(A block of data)
::::

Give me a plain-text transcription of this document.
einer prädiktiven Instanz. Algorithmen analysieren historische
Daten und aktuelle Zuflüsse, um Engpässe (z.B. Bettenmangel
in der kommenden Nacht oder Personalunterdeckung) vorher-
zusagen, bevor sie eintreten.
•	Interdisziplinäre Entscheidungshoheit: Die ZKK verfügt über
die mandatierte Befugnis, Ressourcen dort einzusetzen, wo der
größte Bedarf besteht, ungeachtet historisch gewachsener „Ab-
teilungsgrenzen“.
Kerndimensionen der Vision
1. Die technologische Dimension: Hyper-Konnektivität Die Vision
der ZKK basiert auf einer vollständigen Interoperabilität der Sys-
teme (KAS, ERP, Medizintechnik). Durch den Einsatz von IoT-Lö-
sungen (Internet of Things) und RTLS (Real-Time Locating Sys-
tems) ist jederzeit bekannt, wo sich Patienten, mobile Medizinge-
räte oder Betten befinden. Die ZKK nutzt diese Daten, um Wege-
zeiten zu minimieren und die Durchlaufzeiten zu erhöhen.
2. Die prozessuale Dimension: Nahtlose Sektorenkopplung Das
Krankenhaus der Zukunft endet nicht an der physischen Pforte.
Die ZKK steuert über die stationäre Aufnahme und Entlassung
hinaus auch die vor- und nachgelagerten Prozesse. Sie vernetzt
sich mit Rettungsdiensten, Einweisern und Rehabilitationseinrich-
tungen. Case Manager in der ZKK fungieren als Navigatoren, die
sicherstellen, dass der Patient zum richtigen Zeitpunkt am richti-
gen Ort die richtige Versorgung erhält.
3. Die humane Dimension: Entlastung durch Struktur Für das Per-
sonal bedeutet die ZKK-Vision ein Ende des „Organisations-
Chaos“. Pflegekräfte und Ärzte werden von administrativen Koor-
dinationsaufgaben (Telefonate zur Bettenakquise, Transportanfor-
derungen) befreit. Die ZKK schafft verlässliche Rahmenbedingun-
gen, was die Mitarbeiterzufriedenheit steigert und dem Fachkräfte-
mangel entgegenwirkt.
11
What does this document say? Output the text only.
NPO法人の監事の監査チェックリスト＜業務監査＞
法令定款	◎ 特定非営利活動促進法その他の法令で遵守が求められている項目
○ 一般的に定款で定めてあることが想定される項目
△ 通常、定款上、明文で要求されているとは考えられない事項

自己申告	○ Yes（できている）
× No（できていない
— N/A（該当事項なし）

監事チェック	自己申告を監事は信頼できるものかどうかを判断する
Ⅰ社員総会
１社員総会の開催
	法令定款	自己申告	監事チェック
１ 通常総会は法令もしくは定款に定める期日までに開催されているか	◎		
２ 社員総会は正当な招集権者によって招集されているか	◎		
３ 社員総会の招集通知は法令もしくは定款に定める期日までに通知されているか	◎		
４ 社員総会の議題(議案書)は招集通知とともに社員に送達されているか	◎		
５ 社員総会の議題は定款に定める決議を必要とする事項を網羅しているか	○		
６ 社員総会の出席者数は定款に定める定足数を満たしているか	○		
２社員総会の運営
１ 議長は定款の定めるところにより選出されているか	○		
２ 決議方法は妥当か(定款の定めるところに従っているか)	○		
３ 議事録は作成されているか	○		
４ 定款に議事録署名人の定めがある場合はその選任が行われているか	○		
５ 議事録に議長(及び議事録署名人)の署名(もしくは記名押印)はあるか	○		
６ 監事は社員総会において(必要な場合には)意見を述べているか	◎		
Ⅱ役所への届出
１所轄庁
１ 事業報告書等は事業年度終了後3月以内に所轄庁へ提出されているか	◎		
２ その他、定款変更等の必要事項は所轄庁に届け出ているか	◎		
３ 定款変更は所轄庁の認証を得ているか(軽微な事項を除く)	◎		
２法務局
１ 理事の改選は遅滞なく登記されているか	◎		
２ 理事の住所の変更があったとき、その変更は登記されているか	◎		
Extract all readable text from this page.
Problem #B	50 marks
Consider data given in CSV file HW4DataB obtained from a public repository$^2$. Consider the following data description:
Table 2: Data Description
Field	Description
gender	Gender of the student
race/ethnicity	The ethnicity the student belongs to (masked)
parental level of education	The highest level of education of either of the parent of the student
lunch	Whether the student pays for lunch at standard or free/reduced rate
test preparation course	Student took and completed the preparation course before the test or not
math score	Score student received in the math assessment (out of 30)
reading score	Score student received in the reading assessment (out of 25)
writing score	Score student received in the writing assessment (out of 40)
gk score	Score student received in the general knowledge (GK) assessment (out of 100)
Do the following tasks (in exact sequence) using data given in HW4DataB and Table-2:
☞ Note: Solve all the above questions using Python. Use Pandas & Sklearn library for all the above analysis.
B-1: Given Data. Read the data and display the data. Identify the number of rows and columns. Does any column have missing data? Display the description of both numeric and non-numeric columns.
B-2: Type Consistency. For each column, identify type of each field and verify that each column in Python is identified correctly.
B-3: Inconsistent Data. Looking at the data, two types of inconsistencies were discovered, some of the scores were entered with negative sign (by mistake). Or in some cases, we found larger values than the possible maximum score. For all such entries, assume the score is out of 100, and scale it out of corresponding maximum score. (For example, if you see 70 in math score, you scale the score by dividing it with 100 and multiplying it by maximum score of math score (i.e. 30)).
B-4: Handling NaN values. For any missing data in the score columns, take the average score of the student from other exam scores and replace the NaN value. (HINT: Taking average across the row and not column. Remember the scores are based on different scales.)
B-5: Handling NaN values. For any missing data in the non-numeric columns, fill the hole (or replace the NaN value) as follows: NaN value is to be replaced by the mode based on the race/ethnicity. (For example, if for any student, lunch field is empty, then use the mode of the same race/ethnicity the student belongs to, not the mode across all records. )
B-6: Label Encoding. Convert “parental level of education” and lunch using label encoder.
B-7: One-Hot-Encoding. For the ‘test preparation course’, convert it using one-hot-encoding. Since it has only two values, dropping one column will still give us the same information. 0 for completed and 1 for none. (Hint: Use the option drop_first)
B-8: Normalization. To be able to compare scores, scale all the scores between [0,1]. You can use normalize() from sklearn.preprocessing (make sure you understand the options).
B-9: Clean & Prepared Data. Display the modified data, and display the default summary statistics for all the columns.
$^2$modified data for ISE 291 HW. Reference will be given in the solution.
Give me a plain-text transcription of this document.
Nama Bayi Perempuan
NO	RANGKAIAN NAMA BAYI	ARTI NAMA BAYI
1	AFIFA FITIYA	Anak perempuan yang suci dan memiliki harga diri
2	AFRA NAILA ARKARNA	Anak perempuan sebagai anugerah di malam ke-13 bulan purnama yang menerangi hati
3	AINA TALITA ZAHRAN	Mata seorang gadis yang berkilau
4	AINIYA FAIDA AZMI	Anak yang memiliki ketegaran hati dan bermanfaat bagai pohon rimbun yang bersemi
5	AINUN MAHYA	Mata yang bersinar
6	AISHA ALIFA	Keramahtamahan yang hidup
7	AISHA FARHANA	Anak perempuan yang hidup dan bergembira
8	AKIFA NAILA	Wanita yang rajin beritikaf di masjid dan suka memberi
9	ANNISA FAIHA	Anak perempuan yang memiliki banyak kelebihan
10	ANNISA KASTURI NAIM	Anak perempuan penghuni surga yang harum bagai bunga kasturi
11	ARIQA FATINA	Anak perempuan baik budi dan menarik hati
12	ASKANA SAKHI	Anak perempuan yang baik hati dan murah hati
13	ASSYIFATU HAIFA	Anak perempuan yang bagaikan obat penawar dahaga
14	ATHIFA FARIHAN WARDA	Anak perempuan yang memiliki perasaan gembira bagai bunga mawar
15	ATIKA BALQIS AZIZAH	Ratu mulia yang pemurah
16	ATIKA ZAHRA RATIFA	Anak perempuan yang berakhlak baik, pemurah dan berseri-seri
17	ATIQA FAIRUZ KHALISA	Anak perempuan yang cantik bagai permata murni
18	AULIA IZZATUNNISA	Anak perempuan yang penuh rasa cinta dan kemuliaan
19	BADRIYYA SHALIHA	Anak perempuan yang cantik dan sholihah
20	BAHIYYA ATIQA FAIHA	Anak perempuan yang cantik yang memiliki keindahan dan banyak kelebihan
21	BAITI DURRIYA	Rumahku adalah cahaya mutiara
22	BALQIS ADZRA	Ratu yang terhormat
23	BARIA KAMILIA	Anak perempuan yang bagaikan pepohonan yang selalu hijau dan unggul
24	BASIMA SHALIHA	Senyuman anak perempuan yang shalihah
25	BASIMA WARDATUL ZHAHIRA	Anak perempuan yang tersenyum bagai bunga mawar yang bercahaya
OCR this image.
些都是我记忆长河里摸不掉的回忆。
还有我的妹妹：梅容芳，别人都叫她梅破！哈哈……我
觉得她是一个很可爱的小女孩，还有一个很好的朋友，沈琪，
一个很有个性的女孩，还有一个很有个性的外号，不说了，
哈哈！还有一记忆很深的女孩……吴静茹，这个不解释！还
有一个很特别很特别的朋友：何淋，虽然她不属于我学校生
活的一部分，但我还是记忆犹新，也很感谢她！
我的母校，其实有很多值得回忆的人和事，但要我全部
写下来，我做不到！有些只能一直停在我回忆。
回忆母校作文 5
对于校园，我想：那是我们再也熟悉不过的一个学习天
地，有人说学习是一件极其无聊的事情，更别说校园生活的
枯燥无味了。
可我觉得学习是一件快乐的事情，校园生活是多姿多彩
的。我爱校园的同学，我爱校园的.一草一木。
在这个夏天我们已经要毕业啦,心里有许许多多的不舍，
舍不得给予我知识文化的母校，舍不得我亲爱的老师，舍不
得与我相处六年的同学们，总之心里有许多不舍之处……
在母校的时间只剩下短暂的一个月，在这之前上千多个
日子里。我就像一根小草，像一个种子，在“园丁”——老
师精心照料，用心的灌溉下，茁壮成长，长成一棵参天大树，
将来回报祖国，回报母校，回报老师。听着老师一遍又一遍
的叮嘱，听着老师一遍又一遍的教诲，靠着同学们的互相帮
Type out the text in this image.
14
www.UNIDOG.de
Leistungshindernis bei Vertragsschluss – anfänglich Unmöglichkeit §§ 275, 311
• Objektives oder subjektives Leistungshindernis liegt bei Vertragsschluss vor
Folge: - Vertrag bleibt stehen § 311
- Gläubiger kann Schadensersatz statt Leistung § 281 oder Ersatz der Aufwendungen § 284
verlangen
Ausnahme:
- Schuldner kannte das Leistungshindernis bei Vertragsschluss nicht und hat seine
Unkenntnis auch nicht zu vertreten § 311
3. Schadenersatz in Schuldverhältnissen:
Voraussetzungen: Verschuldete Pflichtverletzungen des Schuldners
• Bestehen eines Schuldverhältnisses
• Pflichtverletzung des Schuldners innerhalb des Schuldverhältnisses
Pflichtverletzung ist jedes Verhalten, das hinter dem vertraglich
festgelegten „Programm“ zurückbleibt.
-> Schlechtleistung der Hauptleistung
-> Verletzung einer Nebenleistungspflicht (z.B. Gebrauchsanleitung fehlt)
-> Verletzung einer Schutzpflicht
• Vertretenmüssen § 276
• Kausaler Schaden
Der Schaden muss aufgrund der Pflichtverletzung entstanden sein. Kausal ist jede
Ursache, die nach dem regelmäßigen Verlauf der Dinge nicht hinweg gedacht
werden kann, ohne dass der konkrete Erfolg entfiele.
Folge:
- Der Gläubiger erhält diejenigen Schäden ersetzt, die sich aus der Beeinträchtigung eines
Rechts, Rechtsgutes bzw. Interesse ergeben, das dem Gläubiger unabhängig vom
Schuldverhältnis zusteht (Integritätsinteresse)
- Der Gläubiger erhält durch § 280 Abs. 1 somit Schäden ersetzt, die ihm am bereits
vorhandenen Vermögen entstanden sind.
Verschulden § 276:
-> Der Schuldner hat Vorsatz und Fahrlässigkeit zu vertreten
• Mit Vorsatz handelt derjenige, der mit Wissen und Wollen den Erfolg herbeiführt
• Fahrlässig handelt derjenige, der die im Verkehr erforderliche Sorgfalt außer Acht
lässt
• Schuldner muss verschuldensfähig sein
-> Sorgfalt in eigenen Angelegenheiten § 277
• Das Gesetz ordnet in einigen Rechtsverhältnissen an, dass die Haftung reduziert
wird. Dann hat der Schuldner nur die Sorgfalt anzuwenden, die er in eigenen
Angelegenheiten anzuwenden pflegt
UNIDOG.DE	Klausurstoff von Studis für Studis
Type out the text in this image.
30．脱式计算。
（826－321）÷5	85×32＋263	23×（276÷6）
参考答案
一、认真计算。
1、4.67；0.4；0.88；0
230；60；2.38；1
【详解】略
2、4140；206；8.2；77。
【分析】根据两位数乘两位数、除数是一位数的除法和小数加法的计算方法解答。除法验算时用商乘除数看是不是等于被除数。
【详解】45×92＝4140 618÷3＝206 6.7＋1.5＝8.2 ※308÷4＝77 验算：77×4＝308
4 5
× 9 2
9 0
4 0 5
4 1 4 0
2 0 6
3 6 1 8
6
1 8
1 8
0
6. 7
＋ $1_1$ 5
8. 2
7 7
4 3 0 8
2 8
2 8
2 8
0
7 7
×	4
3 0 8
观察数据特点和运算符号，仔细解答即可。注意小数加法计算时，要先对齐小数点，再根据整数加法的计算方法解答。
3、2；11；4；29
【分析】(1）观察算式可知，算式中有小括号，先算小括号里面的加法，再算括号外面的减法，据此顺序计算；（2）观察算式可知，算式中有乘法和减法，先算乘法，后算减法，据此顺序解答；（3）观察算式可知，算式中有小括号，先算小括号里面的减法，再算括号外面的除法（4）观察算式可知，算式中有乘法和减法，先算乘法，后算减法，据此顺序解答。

::::

● REQUIRED WORK:
Single out each line of the records above with the string "ATIKA" in it, and copy it.

● PROBLEM SOLUTION:
15	ATIKA BALQIS AZIZAH	Ratu mulia yang pemurah
16	ATIKA ZAHRA RATIFA	Anak perempuan yang berakhlak baik, pemurah dan berseri-seri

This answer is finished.